Your instructions => Images are not part of the copy; write out the rest of the data exactly as given.

Data extract =>
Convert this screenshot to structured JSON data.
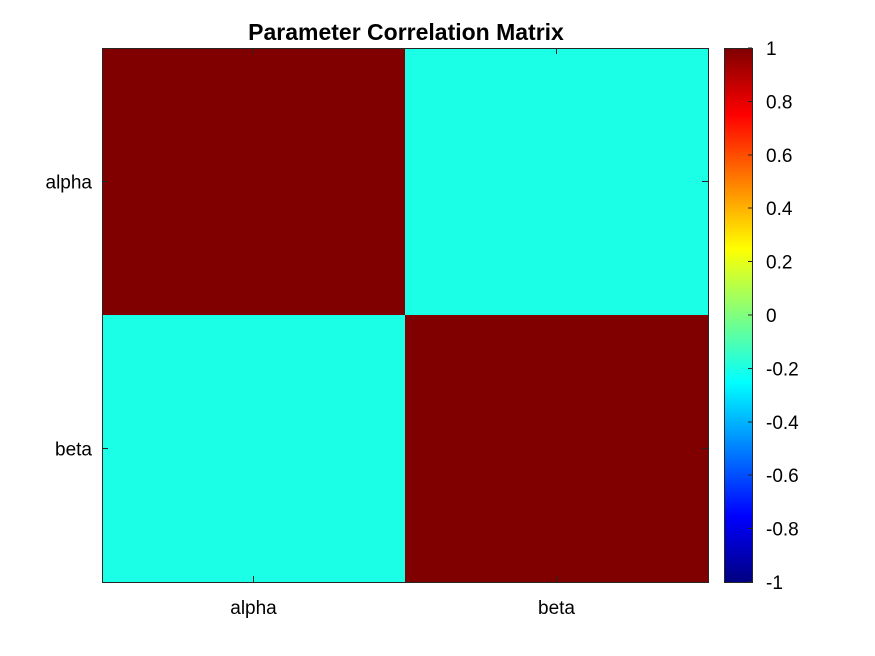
{
  "chart_data": {
    "type": "heatmap",
    "title": "Parameter Correlation Matrix",
    "x_categories": [
      "alpha",
      "beta"
    ],
    "y_categories": [
      "alpha",
      "beta"
    ],
    "values": [
      [
        1,
        -0.2
      ],
      [
        -0.2,
        1
      ]
    ],
    "colorbar": {
      "colormap": "jet",
      "range": [
        -1,
        1
      ],
      "ticks": [
        "1",
        "0.8",
        "0.6",
        "0.4",
        "0.2",
        "0",
        "-0.2",
        "-0.4",
        "-0.6",
        "-0.8",
        "-1"
      ],
      "tick_values": [
        1,
        0.8,
        0.6,
        0.4,
        0.2,
        0,
        -0.2,
        -0.4,
        -0.6,
        -0.8,
        -1
      ],
      "placement": "right"
    },
    "grid": false
  }
}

Solved exercise =>
Convert this screenshot to structured JSON data.
{
  "chart_data": {
    "type": "heatmap",
    "title": "Parameter Correlation Matrix",
    "x_categories": [
      "alpha",
      "beta"
    ],
    "y_categories": [
      "alpha",
      "beta"
    ],
    "values": [
      [
        1,
        -0.2
      ],
      [
        -0.2,
        1
      ]
    ],
    "colorbar": {
      "colormap": "jet",
      "range": [
        -1,
        1
      ],
      "ticks": [
        "1",
        "0.8",
        "0.6",
        "0.4",
        "0.2",
        "0",
        "-0.2",
        "-0.4",
        "-0.6",
        "-0.8",
        "-1"
      ],
      "tick_values": [
        1,
        0.8,
        0.6,
        0.4,
        0.2,
        0,
        -0.2,
        -0.4,
        -0.6,
        -0.8,
        -1
      ],
      "placement": "right"
    },
    "grid": false
  }
}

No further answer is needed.